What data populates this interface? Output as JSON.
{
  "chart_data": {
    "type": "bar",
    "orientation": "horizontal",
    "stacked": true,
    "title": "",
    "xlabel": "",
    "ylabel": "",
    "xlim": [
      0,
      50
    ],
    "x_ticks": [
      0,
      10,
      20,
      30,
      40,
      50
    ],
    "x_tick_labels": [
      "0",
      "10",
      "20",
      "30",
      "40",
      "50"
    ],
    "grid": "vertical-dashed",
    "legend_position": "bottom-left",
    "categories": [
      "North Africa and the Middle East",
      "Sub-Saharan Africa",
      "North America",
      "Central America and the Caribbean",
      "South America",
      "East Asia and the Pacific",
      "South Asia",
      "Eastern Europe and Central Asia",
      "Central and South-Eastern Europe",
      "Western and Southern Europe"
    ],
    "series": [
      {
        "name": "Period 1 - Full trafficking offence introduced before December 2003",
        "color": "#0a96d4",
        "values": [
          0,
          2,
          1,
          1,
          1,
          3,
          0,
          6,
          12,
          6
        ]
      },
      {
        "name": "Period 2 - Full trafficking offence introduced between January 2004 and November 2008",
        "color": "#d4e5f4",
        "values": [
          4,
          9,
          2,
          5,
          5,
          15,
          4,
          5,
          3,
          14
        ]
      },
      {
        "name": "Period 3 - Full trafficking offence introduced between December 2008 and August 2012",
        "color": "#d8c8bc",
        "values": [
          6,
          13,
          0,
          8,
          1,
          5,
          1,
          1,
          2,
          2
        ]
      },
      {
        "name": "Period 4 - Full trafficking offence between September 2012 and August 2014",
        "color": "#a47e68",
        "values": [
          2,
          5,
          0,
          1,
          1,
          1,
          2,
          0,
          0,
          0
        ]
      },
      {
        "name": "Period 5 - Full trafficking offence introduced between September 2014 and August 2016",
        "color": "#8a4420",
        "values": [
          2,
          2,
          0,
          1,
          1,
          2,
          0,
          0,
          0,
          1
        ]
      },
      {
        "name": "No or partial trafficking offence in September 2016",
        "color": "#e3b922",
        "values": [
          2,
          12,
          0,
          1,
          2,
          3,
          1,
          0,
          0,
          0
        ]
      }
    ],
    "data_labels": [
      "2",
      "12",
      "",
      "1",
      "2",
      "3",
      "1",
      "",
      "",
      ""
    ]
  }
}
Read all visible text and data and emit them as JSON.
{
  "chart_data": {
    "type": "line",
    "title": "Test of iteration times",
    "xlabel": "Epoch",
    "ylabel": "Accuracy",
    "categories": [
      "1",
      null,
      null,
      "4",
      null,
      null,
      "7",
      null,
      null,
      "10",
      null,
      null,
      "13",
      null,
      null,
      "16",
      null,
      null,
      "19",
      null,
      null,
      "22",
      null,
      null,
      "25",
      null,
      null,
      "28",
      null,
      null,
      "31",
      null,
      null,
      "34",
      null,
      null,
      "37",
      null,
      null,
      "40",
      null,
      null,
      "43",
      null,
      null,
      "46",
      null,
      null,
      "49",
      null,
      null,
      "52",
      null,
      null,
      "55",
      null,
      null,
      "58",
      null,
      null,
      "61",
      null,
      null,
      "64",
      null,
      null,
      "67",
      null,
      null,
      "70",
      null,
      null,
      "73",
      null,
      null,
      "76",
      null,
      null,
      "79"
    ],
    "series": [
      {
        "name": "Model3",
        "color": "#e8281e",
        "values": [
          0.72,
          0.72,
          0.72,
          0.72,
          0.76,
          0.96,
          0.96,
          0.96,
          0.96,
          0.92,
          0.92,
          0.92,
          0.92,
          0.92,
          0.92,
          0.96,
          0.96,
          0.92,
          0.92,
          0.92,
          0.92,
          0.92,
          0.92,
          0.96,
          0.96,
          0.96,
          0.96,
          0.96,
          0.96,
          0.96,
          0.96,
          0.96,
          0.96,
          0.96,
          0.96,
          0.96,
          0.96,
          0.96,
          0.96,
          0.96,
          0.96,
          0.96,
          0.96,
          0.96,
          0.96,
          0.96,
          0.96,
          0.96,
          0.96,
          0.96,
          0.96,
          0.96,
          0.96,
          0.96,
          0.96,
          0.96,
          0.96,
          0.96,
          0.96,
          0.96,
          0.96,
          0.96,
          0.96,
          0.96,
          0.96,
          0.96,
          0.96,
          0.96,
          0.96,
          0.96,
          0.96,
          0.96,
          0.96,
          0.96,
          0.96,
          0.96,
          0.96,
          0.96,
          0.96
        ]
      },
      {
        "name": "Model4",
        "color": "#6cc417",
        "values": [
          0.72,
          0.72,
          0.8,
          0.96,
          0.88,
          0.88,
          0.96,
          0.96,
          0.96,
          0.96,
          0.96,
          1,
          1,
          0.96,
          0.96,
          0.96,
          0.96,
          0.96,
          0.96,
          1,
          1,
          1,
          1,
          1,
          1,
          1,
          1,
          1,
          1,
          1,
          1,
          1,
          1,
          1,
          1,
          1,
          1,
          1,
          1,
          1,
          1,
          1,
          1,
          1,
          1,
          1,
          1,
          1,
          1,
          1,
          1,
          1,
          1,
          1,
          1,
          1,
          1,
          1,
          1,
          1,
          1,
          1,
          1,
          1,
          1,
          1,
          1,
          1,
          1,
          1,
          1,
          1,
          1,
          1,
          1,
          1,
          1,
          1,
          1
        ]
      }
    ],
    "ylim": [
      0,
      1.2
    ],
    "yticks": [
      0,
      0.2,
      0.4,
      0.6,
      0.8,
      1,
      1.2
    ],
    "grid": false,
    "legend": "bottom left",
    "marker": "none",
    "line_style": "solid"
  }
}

□ □ □ □

SHORT EXERCISE.
Your task is to reproduce the whole listing exactly.

REPLY.
What data populates this interface? Output as JSON.
{
  "chart_data": {
    "type": "bar",
    "orientation": "horizontal",
    "stacked": true,
    "title": "",
    "xlabel": "",
    "ylabel": "",
    "xlim": [
      0,
      50
    ],
    "x_ticks": [
      0,
      10,
      20,
      30,
      40,
      50
    ],
    "x_tick_labels": [
      "0",
      "10",
      "20",
      "30",
      "40",
      "50"
    ],
    "grid": "vertical-dashed",
    "legend_position": "bottom-left",
    "categories": [
      "North Africa and the Middle East",
      "Sub-Saharan Africa",
      "North America",
      "Central America and the Caribbean",
      "South America",
      "East Asia and the Pacific",
      "South Asia",
      "Eastern Europe and Central Asia",
      "Central and South-Eastern Europe",
      "Western and Southern Europe"
    ],
    "series": [
      {
        "name": "Period 1 - Full trafficking offence introduced before December 2003",
        "color": "#0a96d4",
        "values": [
          0,
          2,
          1,
          1,
          1,
          3,
          0,
          6,
          12,
          6
        ]
      },
      {
        "name": "Period 2 - Full trafficking offence introduced between January 2004 and November 2008",
        "color": "#d4e5f4",
        "values": [
          4,
          9,
          2,
          5,
          5,
          15,
          4,
          5,
          3,
          14
        ]
      },
      {
        "name": "Period 3 - Full trafficking offence introduced between December 2008 and August 2012",
        "color": "#d8c8bc",
        "values": [
          6,
          13,
          0,
          8,
          1,
          5,
          1,
          1,
          2,
          2
        ]
      },
      {
        "name": "Period 4 - Full trafficking offence between September 2012 and August 2014",
        "color": "#a47e68",
        "values": [
          2,
          5,
          0,
          1,
          1,
          1,
          2,
          0,
          0,
          0
        ]
      },
      {
        "name": "Period 5 - Full trafficking offence introduced between September 2014 and August 2016",
        "color": "#8a4420",
        "values": [
          2,
          2,
          0,
          1,
          1,
          2,
          0,
          0,
          0,
          1
        ]
      },
      {
        "name": "No or partial trafficking offence in September 2016",
        "color": "#e3b922",
        "values": [
          2,
          12,
          0,
          1,
          2,
          3,
          1,
          0,
          0,
          0
        ]
      }
    ],
    "data_labels": [
      "2",
      "12",
      "",
      "1",
      "2",
      "3",
      "1",
      "",
      "",
      ""
    ]
  }
}
Read all visible text and data and emit them as JSON.
{
  "chart_data": {
    "type": "line",
    "title": "Test of iteration times",
    "xlabel": "Epoch",
    "ylabel": "Accuracy",
    "categories": [
      "1",
      null,
      null,
      "4",
      null,
      null,
      "7",
      null,
      null,
      "10",
      null,
      null,
      "13",
      null,
      null,
      "16",
      null,
      null,
      "19",
      null,
      null,
      "22",
      null,
      null,
      "25",
      null,
      null,
      "28",
      null,
      null,
      "31",
      null,
      null,
      "34",
      null,
      null,
      "37",
      null,
      null,
      "40",
      null,
      null,
      "43",
      null,
      null,
      "46",
      null,
      null,
      "49",
      null,
      null,
      "52",
      null,
      null,
      "55",
      null,
      null,
      "58",
      null,
      null,
      "61",
      null,
      null,
      "64",
      null,
      null,
      "67",
      null,
      null,
      "70",
      null,
      null,
      "73",
      null,
      null,
      "76",
      null,
      null,
      "79"
    ],
    "series": [
      {
        "name": "Model3",
        "color": "#e8281e",
        "values": [
          0.72,
          0.72,
          0.72,
          0.72,
          0.76,
          0.96,
          0.96,
          0.96,
          0.96,
          0.92,
          0.92,
          0.92,
          0.92,
          0.92,
          0.92,
          0.96,
          0.96,
          0.92,
          0.92,
          0.92,
          0.92,
          0.92,
          0.92,
          0.96,
          0.96,
          0.96,
          0.96,
          0.96,
          0.96,
          0.96,
          0.96,
          0.96,
          0.96,
          0.96,
          0.96,
          0.96,
          0.96,
          0.96,
          0.96,
          0.96,
          0.96,
          0.96,
          0.96,
          0.96,
          0.96,
          0.96,
          0.96,
          0.96,
          0.96,
          0.96,
          0.96,
          0.96,
          0.96,
          0.96,
          0.96,
          0.96,
          0.96,
          0.96,
          0.96,
          0.96,
          0.96,
          0.96,
          0.96,
          0.96,
          0.96,
          0.96,
          0.96,
          0.96,
          0.96,
          0.96,
          0.96,
          0.96,
          0.96,
          0.96,
          0.96,
          0.96,
          0.96,
          0.96,
          0.96
        ]
      },
      {
        "name": "Model4",
        "color": "#6cc417",
        "values": [
          0.72,
          0.72,
          0.8,
          0.96,
          0.88,
          0.88,
          0.96,
          0.96,
          0.96,
          0.96,
          0.96,
          1,
          1,
          0.96,
          0.96,
          0.96,
          0.96,
          0.96,
          0.96,
          1,
          1,
          1,
          1,
          1,
          1,
          1,
          1,
          1,
          1,
          1,
          1,
          1,
          1,
          1,
          1,
          1,
          1,
          1,
          1,
          1,
          1,
          1,
          1,
          1,
          1,
          1,
          1,
          1,
          1,
          1,
          1,
          1,
          1,
          1,
          1,
          1,
          1,
          1,
          1,
          1,
          1,
          1,
          1,
          1,
          1,
          1,
          1,
          1,
          1,
          1,
          1,
          1,
          1,
          1,
          1,
          1,
          1,
          1,
          1
        ]
      }
    ],
    "ylim": [
      0,
      1.2
    ],
    "yticks": [
      0,
      0.2,
      0.4,
      0.6,
      0.8,
      1,
      1.2
    ],
    "grid": false,
    "legend": "bottom left",
    "marker": "none",
    "line_style": "solid"
  }
}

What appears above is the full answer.